───── MATERIALS PROVIDED

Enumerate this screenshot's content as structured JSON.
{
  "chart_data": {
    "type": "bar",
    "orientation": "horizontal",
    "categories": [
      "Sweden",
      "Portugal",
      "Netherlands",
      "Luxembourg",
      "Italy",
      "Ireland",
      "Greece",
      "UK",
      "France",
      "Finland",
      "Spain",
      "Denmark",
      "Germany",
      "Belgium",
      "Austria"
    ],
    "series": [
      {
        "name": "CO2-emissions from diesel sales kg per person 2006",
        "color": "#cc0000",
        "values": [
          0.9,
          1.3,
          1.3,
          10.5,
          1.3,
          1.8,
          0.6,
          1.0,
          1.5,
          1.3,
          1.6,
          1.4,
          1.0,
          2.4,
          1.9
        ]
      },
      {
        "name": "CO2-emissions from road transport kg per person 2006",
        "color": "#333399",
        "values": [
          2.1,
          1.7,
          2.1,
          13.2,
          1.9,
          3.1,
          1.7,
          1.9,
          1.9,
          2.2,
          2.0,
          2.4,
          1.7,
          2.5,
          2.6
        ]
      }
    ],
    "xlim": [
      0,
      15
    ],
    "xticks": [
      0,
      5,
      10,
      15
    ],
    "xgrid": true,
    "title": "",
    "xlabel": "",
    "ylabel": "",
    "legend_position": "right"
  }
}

──────────
───── MATERIALS PROVIDED

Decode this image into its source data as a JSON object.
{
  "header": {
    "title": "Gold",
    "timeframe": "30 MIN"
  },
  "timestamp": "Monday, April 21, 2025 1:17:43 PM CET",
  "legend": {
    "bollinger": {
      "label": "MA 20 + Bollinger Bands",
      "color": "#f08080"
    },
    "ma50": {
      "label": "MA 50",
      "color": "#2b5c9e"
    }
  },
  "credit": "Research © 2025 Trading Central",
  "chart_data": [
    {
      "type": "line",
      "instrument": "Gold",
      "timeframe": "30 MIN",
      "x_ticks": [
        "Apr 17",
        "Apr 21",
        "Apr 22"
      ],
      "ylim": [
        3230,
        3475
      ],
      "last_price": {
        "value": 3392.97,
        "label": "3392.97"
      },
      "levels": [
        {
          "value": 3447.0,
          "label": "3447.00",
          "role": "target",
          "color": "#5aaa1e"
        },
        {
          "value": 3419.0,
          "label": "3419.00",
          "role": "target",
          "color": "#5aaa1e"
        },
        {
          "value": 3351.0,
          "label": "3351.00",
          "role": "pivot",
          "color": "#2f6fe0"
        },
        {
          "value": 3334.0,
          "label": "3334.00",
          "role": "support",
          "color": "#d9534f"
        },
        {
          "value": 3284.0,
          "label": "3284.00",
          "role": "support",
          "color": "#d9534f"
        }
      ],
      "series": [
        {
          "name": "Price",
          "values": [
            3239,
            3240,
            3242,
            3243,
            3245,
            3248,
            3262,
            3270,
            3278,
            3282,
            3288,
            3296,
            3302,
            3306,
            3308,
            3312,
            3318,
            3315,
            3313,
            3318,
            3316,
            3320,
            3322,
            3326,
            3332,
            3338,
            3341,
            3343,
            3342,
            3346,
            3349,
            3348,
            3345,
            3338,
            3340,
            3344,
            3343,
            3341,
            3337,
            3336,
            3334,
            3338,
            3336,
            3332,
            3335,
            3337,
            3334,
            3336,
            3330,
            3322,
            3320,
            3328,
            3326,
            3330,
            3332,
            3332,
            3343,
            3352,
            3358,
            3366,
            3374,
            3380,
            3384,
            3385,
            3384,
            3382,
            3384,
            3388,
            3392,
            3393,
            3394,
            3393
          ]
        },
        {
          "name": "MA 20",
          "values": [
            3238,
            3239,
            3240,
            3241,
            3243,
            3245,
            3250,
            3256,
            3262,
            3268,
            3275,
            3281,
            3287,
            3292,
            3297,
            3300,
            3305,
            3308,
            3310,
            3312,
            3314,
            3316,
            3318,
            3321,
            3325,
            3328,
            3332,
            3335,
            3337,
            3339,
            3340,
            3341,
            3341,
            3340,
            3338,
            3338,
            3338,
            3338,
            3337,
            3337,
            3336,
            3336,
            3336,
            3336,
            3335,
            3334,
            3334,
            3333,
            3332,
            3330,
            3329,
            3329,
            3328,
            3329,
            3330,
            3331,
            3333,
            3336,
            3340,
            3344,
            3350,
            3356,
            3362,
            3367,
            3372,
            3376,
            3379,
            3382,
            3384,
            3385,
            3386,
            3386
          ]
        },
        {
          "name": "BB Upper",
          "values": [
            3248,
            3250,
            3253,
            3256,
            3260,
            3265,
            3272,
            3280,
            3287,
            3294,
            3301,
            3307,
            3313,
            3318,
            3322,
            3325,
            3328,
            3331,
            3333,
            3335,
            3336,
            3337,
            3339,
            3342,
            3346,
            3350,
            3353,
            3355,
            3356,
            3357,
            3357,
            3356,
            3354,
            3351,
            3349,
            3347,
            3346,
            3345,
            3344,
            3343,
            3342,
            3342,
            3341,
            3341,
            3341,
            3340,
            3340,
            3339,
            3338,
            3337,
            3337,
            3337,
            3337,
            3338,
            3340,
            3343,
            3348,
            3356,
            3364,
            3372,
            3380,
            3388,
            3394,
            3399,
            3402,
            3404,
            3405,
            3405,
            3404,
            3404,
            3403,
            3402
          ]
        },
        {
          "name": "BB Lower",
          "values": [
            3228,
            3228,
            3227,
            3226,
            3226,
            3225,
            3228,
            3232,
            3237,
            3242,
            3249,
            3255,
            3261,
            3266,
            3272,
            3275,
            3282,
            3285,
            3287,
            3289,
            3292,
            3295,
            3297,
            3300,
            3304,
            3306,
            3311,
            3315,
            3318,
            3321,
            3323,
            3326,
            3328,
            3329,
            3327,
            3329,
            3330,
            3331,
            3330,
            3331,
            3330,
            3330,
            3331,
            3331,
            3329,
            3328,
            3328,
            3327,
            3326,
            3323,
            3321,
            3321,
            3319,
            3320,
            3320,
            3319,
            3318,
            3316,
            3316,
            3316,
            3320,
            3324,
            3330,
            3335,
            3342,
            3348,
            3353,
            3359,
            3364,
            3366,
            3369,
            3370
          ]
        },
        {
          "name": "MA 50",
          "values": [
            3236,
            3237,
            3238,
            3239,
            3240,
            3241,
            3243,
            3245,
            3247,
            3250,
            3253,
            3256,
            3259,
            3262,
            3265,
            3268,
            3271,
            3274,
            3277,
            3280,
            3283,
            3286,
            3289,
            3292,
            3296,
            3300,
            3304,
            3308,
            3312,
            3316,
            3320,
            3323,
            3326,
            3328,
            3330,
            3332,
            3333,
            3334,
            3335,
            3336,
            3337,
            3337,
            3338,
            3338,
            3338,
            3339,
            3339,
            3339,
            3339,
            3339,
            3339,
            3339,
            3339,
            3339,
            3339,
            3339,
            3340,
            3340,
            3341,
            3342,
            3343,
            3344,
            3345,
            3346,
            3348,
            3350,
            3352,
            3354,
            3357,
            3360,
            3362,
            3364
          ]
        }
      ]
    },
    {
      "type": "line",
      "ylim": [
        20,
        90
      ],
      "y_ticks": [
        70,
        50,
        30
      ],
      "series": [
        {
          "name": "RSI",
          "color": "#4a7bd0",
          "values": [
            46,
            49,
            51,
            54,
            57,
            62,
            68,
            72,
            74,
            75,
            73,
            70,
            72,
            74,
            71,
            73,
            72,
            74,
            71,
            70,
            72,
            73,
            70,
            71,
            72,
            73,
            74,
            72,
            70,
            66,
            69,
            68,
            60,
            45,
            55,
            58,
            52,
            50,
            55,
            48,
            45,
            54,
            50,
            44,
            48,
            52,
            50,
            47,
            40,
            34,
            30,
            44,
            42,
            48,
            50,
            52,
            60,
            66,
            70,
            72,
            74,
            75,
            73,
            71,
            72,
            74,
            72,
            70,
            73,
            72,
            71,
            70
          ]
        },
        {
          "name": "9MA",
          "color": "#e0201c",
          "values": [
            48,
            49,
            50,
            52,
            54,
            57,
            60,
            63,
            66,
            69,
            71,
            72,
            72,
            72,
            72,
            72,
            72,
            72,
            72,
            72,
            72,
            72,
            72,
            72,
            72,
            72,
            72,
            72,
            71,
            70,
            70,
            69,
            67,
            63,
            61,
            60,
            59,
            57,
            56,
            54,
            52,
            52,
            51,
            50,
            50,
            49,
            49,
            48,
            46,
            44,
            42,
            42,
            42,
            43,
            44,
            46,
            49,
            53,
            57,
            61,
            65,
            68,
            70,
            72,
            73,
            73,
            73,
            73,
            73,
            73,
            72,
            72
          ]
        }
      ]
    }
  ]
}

──────────

• **SHORT EXERCISE**
Give only the number of lines in the records that contain the string "name".

• **COMPLETE OUTPUT**
9